▸ **GIVEN TASK**: Return each line containing the string "Dollar".

▸ **DATA ROWS**:
§ §

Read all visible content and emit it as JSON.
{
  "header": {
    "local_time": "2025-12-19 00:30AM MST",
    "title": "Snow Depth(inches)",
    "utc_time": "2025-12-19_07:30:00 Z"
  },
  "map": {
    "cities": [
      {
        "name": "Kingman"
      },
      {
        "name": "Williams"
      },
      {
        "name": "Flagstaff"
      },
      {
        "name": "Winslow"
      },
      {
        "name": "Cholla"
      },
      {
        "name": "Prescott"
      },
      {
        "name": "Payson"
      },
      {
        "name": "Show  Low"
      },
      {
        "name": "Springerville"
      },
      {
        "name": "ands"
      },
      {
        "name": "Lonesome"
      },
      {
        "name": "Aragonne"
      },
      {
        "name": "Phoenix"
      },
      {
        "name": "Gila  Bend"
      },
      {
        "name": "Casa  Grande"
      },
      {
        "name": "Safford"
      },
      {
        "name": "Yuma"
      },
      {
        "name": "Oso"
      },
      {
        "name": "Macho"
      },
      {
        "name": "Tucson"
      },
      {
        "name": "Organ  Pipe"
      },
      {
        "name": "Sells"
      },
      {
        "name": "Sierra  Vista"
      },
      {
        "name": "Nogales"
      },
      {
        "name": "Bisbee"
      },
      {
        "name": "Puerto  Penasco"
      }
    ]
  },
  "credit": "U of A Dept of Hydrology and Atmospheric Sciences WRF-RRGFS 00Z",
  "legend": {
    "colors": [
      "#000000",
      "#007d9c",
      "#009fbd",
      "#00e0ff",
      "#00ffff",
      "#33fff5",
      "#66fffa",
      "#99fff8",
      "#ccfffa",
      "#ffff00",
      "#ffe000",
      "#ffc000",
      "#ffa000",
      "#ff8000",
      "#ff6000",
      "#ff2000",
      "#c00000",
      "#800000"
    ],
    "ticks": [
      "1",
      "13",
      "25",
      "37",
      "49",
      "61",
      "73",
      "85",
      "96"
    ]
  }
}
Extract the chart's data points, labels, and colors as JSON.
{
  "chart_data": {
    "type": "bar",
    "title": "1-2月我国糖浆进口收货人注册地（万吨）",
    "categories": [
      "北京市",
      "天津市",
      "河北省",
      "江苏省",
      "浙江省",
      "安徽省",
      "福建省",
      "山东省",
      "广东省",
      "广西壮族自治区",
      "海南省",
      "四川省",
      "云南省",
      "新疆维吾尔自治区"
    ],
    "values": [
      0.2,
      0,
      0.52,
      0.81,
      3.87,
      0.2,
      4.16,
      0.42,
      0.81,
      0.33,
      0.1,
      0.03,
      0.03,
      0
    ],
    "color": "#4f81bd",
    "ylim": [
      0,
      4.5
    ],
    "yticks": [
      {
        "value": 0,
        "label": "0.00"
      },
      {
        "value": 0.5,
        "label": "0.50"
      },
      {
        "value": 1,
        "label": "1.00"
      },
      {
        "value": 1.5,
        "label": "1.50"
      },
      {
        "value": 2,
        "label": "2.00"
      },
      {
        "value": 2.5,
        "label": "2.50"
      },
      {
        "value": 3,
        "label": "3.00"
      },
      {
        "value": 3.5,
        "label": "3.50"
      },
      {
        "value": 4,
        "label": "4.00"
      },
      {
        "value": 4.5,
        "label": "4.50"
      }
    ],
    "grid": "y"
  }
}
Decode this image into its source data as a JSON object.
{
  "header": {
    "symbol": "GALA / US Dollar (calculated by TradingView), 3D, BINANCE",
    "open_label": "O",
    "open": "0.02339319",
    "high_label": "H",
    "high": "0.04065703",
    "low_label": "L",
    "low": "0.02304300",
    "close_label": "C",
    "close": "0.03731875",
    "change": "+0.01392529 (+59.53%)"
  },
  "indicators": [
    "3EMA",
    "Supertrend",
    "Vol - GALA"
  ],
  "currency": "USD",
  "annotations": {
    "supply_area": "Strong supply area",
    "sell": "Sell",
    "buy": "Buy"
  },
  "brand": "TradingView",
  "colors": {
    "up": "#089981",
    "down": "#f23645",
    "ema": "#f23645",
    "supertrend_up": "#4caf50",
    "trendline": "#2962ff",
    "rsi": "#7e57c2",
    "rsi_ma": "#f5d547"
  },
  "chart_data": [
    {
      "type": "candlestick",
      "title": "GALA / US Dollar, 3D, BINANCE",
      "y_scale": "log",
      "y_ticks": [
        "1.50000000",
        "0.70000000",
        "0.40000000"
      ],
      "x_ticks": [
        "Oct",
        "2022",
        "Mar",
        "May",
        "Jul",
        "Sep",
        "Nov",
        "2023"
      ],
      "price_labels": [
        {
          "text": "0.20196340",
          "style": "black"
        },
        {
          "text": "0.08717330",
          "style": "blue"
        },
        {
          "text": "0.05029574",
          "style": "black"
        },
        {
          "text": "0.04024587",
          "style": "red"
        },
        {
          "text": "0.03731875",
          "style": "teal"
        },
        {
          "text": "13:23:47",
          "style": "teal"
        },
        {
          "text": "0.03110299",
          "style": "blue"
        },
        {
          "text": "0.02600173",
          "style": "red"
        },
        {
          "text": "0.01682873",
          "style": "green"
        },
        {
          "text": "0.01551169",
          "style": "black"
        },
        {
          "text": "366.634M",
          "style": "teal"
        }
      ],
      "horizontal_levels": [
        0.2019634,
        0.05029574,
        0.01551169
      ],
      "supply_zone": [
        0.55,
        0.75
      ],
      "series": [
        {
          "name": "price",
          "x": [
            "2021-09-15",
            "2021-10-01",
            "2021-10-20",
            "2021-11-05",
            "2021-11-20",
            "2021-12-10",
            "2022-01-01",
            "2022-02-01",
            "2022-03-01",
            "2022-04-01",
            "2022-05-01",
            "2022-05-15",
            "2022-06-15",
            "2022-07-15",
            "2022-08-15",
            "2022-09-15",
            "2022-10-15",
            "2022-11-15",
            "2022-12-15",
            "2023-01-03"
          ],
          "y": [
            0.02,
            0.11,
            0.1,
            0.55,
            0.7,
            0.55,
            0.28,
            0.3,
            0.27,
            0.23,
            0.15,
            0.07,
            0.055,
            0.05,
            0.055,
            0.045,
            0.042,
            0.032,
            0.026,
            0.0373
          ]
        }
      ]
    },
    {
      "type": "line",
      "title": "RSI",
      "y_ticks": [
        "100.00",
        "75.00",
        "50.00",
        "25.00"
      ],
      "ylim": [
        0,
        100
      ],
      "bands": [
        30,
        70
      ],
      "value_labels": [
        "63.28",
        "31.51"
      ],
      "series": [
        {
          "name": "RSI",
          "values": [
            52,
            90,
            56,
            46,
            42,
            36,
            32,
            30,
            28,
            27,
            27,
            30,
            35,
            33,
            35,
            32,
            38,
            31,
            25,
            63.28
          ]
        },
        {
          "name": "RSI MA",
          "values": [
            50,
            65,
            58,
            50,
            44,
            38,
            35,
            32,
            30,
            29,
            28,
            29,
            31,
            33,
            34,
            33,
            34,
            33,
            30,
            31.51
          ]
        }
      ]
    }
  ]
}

§ §

▸ **FULL SOLUTION**:
    "symbol": "GALA / US Dollar (calculated by TradingView), 3D, BINANCE",
      "title": "GALA / US Dollar, 3D, BINANCE",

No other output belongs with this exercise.